Set down each record below precisely, skipping the pictures.

------ Supplied information ------

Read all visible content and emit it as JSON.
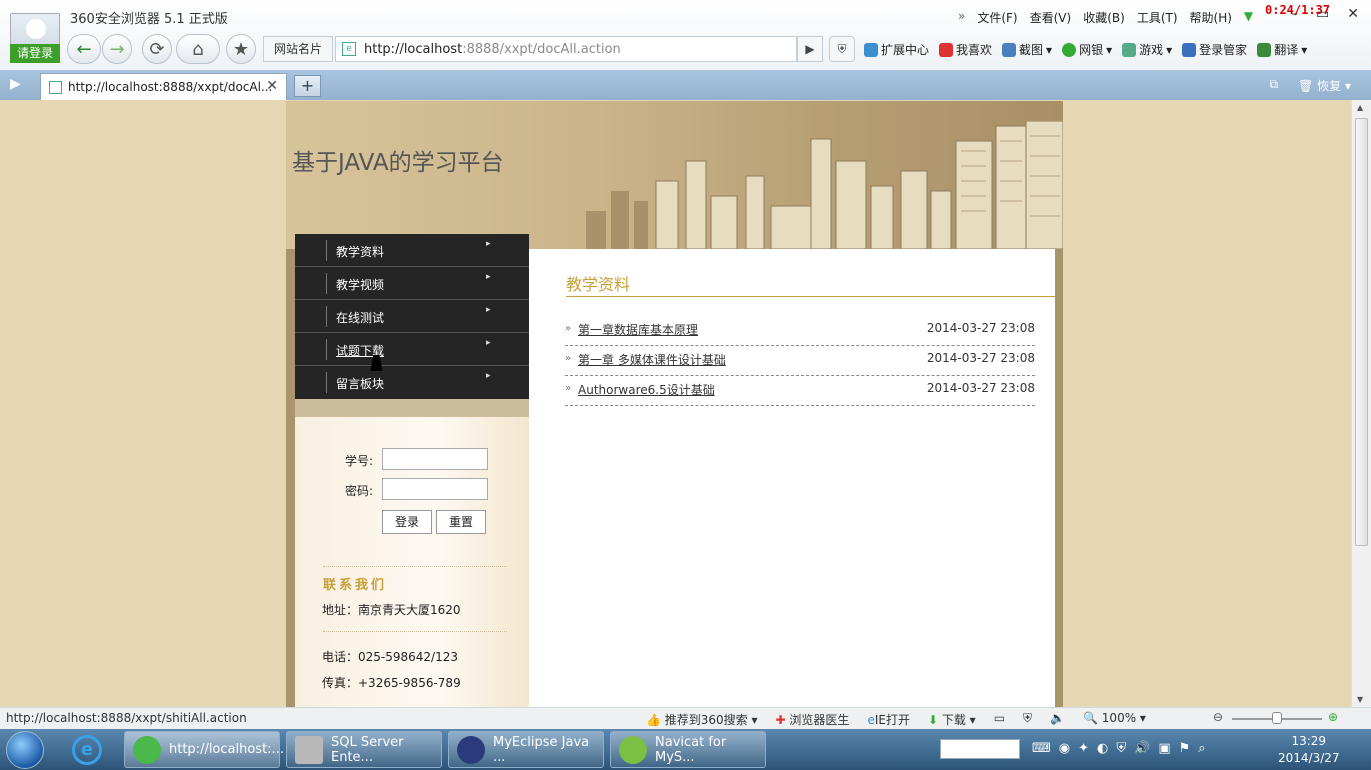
{
  "browser": {
    "title": "360安全浏览器 5.1 正式版",
    "login_badge": "请登录",
    "timer": "0:24/1:37",
    "menu": [
      "文件(F)",
      "查看(V)",
      "收藏(B)",
      "工具(T)",
      "帮助(H)"
    ],
    "site_cards_label": "网站名片",
    "address_host": "http://localhost",
    "address_rest": ":8888/xxpt/docAll.action",
    "toolbar": [
      "扩展中心",
      "我喜欢",
      "截图",
      "网银",
      "游戏",
      "登录管家",
      "翻译"
    ],
    "tab_label": "http://localhost:8888/xxpt/docAl...",
    "restore_label": "恢复"
  },
  "page": {
    "site_title": "基于JAVA的学习平台",
    "nav": [
      "教学资料",
      "教学视频",
      "在线测试",
      "试题下载",
      "留言板块"
    ],
    "login": {
      "id_label": "学号:",
      "pwd_label": "密码:",
      "login_button": "登录",
      "reset_button": "重置"
    },
    "contact": {
      "title": "联系我们",
      "address": "地址：南京青天大厦1620",
      "phone": "电话：025-598642/123",
      "fax": "传真：+3265-9856-789"
    },
    "main": {
      "title": "教学资料",
      "docs": [
        {
          "title": "第一章数据库基本原理",
          "date": "2014-03-27 23:08"
        },
        {
          "title": "第一章 多媒体课件设计基础",
          "date": "2014-03-27 23:08"
        },
        {
          "title": "Authorware6.5设计基础",
          "date": "2014-03-27 23:08"
        }
      ]
    }
  },
  "status": {
    "url": "http://localhost:8888/xxpt/shitiAll.action",
    "items": [
      "推荐到360搜索",
      "浏览器医生",
      "IE打开",
      "下载"
    ],
    "zoom": "100%"
  },
  "taskbar": {
    "tasks": [
      "http://localhost:...",
      "SQL Server Ente...",
      "MyEclipse Java ...",
      "Navicat for MyS..."
    ],
    "time": "13:29",
    "date": "2014/3/27"
  }
}
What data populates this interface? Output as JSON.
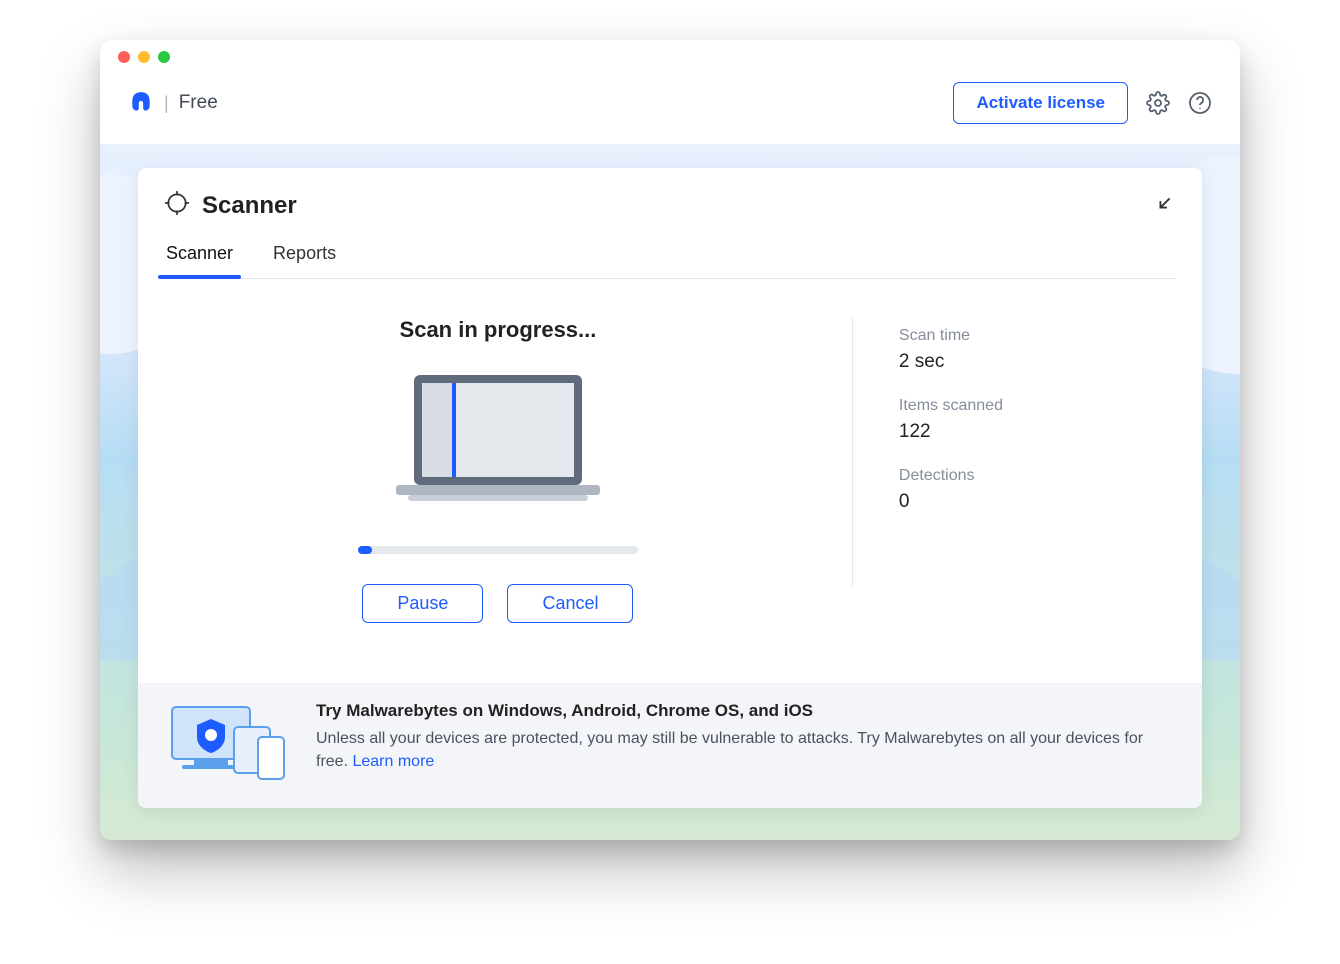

------

◆ **Response to the task**:
Read all visible content and emit it as JSON.
{
  "browser": {
    "title": "360安全浏览器 5.1 正式版",
    "login_badge": "请登录",
    "timer": "0:24/1:37",
    "menu": [
      "文件(F)",
      "查看(V)",
      "收藏(B)",
      "工具(T)",
      "帮助(H)"
    ],
    "site_cards_label": "网站名片",
    "address_host": "http://localhost",
    "address_rest": ":8888/xxpt/docAll.action",
    "toolbar": [
      "扩展中心",
      "我喜欢",
      "截图",
      "网银",
      "游戏",
      "登录管家",
      "翻译"
    ],
    "tab_label": "http://localhost:8888/xxpt/docAl...",
    "restore_label": "恢复"
  },
  "page": {
    "site_title": "基于JAVA的学习平台",
    "nav": [
      "教学资料",
      "教学视频",
      "在线测试",
      "试题下载",
      "留言板块"
    ],
    "login": {
      "id_label": "学号:",
      "pwd_label": "密码:",
      "login_button": "登录",
      "reset_button": "重置"
    },
    "contact": {
      "title": "联系我们",
      "address": "地址：南京青天大厦1620",
      "phone": "电话：025-598642/123",
      "fax": "传真：+3265-9856-789"
    },
    "main": {
      "title": "教学资料",
      "docs": [
        {
          "title": "第一章数据库基本原理",
          "date": "2014-03-27 23:08"
        },
        {
          "title": "第一章 多媒体课件设计基础",
          "date": "2014-03-27 23:08"
        },
        {
          "title": "Authorware6.5设计基础",
          "date": "2014-03-27 23:08"
        }
      ]
    }
  },
  "status": {
    "url": "http://localhost:8888/xxpt/shitiAll.action",
    "items": [
      "推荐到360搜索",
      "浏览器医生",
      "IE打开",
      "下载"
    ],
    "zoom": "100%"
  },
  "taskbar": {
    "tasks": [
      "http://localhost:...",
      "SQL Server Ente...",
      "MyEclipse Java ...",
      "Navicat for MyS..."
    ],
    "time": "13:29",
    "date": "2014/3/27"
  }
}
What data populates this interface? Output as JSON.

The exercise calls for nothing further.